▶ THE DATA:

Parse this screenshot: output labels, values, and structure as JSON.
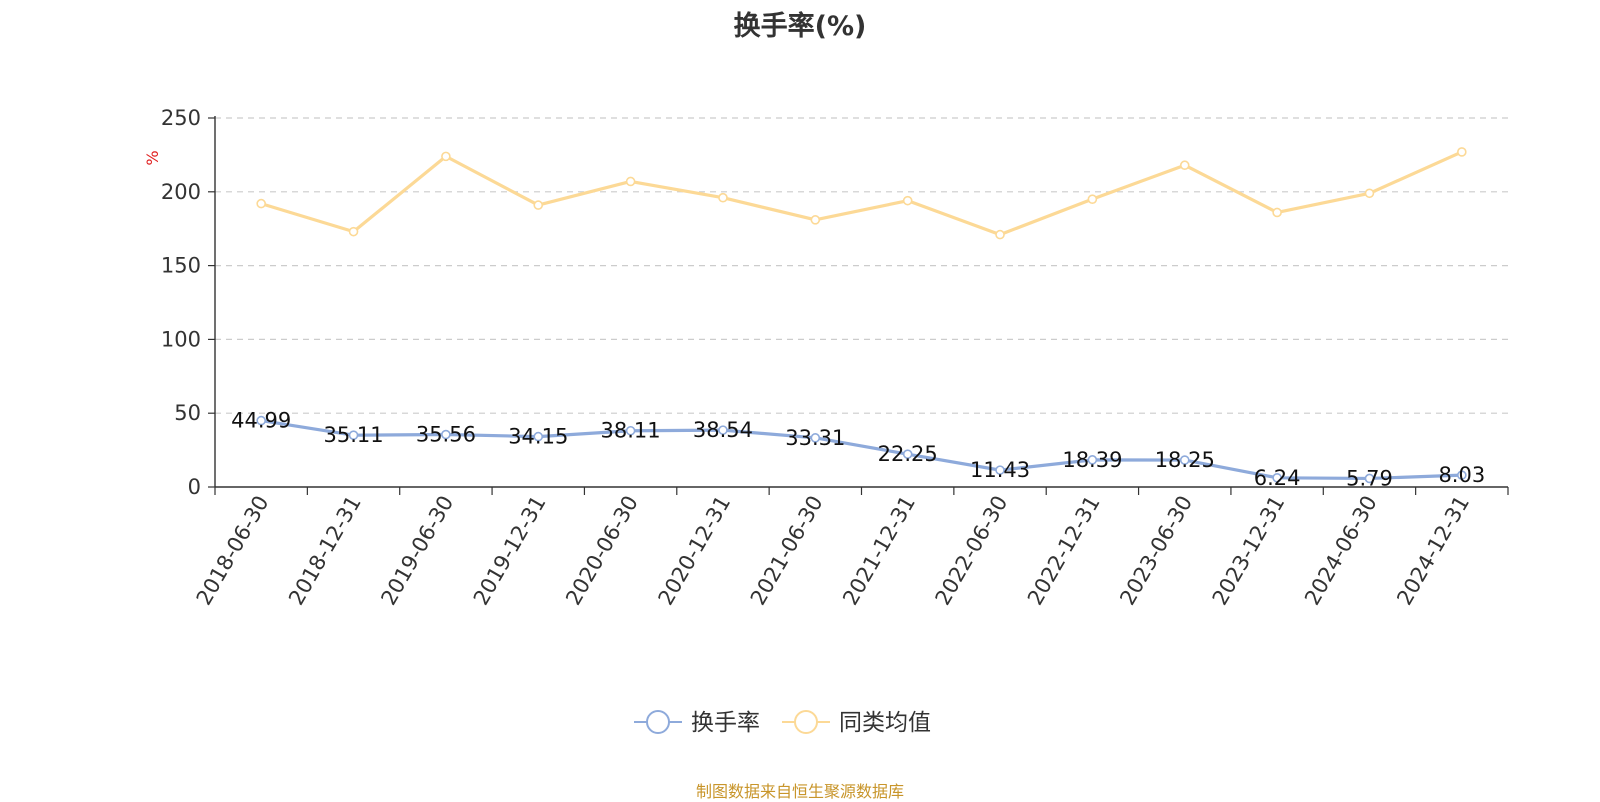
{
  "chart_data": {
    "type": "line",
    "title": "换手率(%)",
    "ylabel": "%",
    "xlabel": "",
    "ylim": [
      0,
      250
    ],
    "yticks": [
      0,
      50,
      100,
      150,
      200,
      250
    ],
    "grid": true,
    "legend_position": "bottom-center",
    "categories": [
      "2018-06-30",
      "2018-12-31",
      "2019-06-30",
      "2019-12-31",
      "2020-06-30",
      "2020-12-31",
      "2021-06-30",
      "2021-12-31",
      "2022-06-30",
      "2022-12-31",
      "2023-06-30",
      "2023-12-31",
      "2024-06-30",
      "2024-12-31"
    ],
    "series": [
      {
        "name": "换手率",
        "color": "#8eaadb",
        "values": [
          44.99,
          35.11,
          35.56,
          34.15,
          38.11,
          38.54,
          33.31,
          22.25,
          11.43,
          18.39,
          18.25,
          6.24,
          5.79,
          8.03
        ],
        "labels": [
          "44.99",
          "35.11",
          "35.56",
          "34.15",
          "38.11",
          "38.54",
          "33.31",
          "22.25",
          "11.43",
          "18.39",
          "18.25",
          "6.24",
          "5.79",
          "8.03"
        ]
      },
      {
        "name": "同类均值",
        "color": "#fcd996",
        "values": [
          192,
          173,
          224,
          191,
          207,
          196,
          181,
          194,
          171,
          195,
          218,
          186,
          199,
          227
        ]
      }
    ]
  },
  "source_note": "制图数据来自恒生聚源数据库"
}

▶ AIM:
Write out the records above exactly as they appear, leaving out any pictures.

▶ FINAL RESULT:
Parse this screenshot: output labels, values, and structure as JSON.
{
  "chart_data": {
    "type": "line",
    "title": "换手率(%)",
    "ylabel": "%",
    "xlabel": "",
    "ylim": [
      0,
      250
    ],
    "yticks": [
      0,
      50,
      100,
      150,
      200,
      250
    ],
    "grid": true,
    "legend_position": "bottom-center",
    "categories": [
      "2018-06-30",
      "2018-12-31",
      "2019-06-30",
      "2019-12-31",
      "2020-06-30",
      "2020-12-31",
      "2021-06-30",
      "2021-12-31",
      "2022-06-30",
      "2022-12-31",
      "2023-06-30",
      "2023-12-31",
      "2024-06-30",
      "2024-12-31"
    ],
    "series": [
      {
        "name": "换手率",
        "color": "#8eaadb",
        "values": [
          44.99,
          35.11,
          35.56,
          34.15,
          38.11,
          38.54,
          33.31,
          22.25,
          11.43,
          18.39,
          18.25,
          6.24,
          5.79,
          8.03
        ],
        "labels": [
          "44.99",
          "35.11",
          "35.56",
          "34.15",
          "38.11",
          "38.54",
          "33.31",
          "22.25",
          "11.43",
          "18.39",
          "18.25",
          "6.24",
          "5.79",
          "8.03"
        ]
      },
      {
        "name": "同类均值",
        "color": "#fcd996",
        "values": [
          192,
          173,
          224,
          191,
          207,
          196,
          181,
          194,
          171,
          195,
          218,
          186,
          199,
          227
        ]
      }
    ]
  },
  "source_note": "制图数据来自恒生聚源数据库"
}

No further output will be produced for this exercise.